## EXERCISE TASK
Below are records; work out how many of their lines contain "ceux" and give only that number.

## PROVIDED MATERIAL

* START *

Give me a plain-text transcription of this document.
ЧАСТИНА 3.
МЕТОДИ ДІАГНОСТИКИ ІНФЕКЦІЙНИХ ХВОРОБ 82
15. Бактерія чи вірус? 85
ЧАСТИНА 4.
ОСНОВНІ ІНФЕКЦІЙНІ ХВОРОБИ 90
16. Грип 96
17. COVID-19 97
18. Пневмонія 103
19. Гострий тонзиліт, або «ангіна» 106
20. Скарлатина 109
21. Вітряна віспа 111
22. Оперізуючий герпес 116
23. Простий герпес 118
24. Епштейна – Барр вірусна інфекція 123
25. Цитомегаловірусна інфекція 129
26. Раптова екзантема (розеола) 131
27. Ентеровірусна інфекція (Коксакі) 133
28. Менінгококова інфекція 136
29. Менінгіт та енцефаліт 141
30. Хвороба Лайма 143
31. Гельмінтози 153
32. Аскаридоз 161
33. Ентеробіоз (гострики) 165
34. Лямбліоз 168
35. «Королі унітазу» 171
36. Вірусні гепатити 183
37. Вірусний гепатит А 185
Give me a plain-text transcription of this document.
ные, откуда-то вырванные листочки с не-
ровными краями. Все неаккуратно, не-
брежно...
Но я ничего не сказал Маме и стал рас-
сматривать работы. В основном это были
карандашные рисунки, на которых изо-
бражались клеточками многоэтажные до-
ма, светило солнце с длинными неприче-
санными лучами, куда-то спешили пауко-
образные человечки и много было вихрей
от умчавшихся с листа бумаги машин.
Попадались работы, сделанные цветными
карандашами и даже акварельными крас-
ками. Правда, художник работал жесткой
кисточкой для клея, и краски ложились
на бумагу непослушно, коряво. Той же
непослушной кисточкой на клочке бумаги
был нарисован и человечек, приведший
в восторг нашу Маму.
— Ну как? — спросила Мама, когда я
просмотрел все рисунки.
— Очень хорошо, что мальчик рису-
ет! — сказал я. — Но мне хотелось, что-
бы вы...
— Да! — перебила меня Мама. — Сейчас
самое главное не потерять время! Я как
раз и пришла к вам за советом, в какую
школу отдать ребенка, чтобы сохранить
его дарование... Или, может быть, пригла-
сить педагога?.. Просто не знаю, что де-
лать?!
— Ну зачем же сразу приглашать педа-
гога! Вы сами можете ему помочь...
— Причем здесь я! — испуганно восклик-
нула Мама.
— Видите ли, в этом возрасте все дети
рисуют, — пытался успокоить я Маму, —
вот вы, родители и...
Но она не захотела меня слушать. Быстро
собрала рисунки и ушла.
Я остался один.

* END *
* START *

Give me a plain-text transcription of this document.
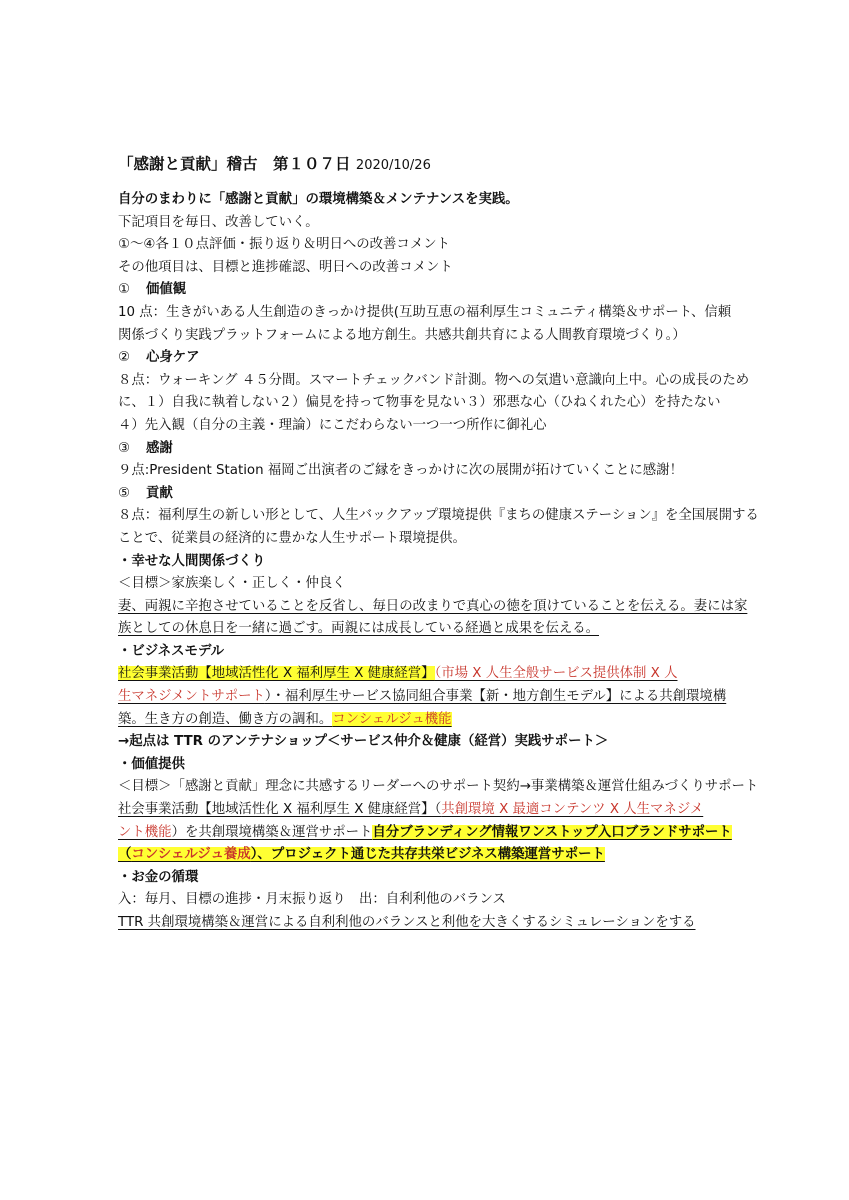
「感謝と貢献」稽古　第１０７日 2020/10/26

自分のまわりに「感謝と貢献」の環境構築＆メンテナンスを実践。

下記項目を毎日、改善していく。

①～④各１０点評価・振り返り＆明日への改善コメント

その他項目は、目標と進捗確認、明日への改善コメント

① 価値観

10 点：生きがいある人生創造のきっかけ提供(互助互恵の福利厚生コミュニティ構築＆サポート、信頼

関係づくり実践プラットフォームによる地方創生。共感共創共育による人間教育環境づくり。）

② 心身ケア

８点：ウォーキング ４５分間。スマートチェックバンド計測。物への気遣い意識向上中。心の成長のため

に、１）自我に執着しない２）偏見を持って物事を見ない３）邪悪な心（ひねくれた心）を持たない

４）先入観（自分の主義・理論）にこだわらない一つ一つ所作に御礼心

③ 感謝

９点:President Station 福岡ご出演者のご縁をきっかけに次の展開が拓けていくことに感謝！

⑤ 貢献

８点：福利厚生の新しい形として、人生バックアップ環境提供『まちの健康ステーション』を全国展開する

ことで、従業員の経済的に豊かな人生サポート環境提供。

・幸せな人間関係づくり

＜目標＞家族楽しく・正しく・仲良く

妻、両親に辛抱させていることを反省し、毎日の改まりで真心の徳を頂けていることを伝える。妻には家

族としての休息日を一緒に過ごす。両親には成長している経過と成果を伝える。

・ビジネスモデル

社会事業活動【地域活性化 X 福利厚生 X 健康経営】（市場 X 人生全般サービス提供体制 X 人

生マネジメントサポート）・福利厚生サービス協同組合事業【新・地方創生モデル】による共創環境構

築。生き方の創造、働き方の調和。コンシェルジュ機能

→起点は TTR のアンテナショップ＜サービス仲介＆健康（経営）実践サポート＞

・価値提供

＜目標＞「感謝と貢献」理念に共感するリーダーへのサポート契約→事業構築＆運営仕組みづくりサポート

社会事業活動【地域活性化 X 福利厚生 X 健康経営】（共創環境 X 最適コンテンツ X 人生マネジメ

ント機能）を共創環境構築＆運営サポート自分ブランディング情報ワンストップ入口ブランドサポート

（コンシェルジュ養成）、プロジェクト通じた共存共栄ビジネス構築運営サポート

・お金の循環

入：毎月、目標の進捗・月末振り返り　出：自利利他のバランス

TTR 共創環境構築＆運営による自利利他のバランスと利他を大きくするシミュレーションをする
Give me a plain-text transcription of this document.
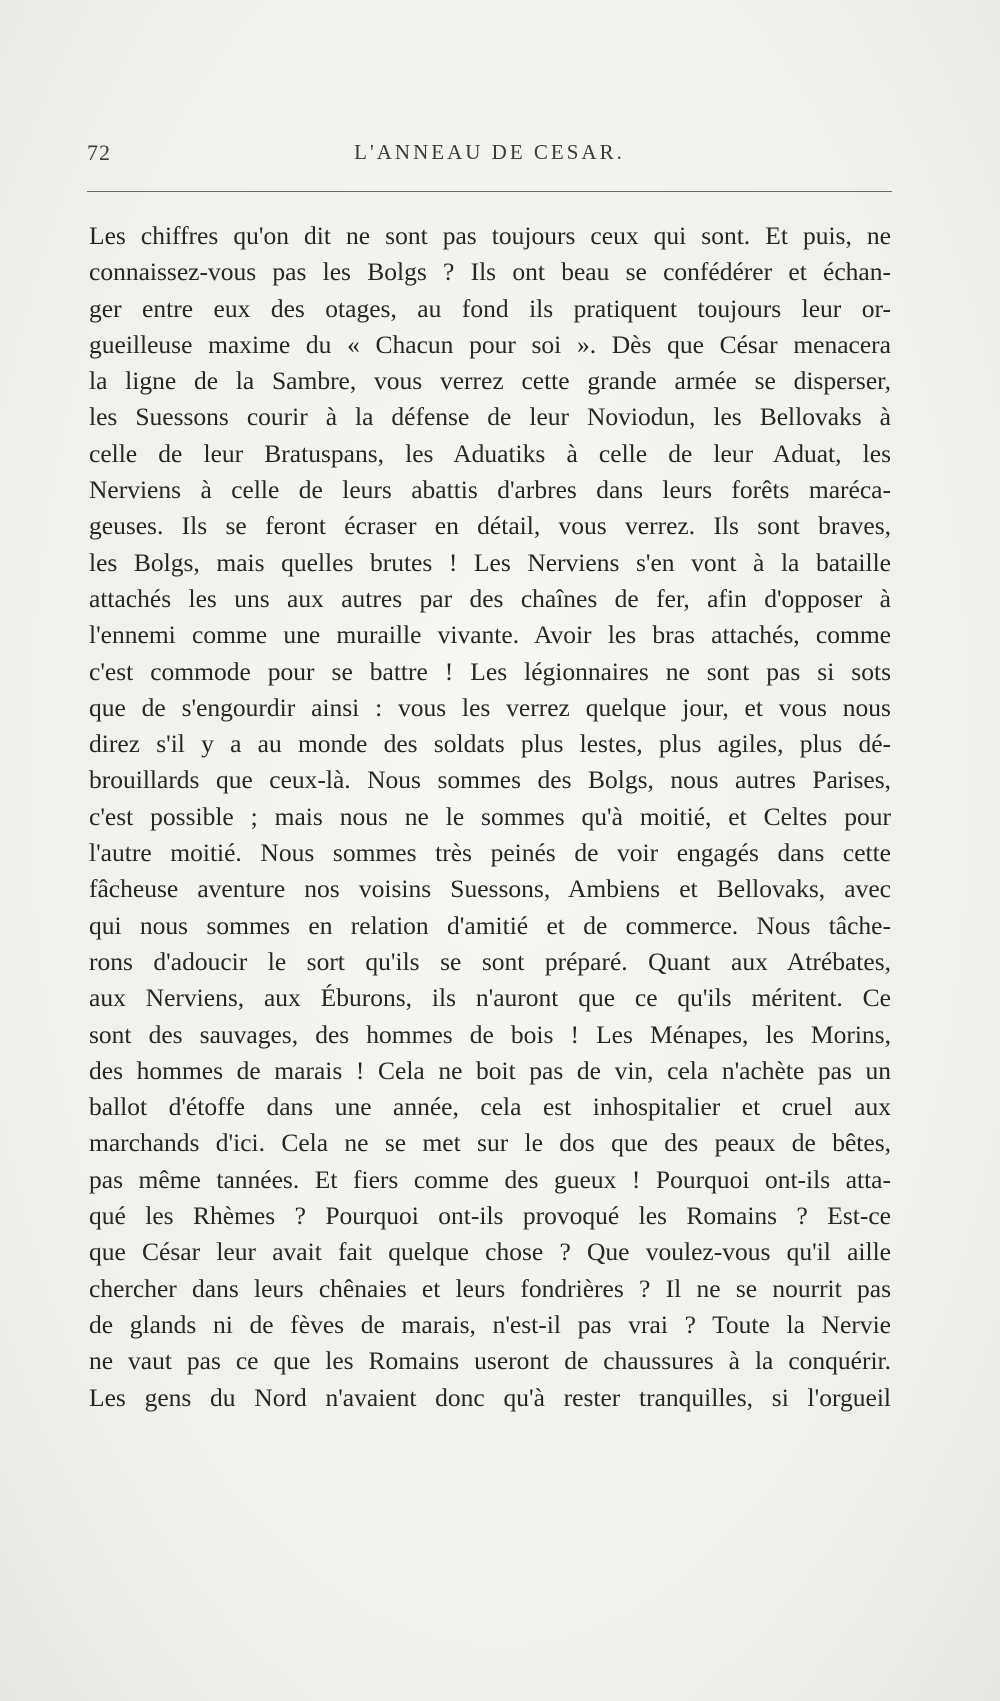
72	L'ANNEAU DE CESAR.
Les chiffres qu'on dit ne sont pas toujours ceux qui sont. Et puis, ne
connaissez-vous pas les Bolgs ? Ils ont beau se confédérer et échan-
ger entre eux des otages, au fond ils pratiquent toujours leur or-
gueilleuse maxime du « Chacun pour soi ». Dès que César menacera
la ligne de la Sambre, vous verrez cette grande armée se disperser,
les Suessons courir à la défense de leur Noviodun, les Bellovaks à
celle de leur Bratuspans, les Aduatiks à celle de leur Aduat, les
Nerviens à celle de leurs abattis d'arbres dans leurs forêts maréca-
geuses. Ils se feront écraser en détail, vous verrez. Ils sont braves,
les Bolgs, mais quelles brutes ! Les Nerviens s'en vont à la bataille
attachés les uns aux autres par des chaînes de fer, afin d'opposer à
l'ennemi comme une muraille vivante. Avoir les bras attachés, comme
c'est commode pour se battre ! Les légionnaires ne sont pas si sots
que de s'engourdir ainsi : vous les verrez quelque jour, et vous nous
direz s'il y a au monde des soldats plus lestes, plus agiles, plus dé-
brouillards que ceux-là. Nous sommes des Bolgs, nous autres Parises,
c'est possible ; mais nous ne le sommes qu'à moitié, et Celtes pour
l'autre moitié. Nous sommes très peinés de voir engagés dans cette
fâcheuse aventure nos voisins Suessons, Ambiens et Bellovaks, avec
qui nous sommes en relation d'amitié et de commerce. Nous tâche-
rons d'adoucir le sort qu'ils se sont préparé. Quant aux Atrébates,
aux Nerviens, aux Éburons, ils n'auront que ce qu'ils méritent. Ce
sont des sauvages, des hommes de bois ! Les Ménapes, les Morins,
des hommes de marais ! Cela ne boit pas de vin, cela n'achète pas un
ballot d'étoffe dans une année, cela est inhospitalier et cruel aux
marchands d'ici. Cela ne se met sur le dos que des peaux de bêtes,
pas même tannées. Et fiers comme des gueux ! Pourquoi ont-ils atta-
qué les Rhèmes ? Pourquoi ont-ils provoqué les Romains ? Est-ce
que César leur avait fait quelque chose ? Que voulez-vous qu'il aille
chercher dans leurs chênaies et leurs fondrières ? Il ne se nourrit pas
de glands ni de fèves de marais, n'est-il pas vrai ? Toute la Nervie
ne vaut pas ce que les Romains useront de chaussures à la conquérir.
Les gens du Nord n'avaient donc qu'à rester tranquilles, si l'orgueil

* END *

## EXERCISE OUTPUT
2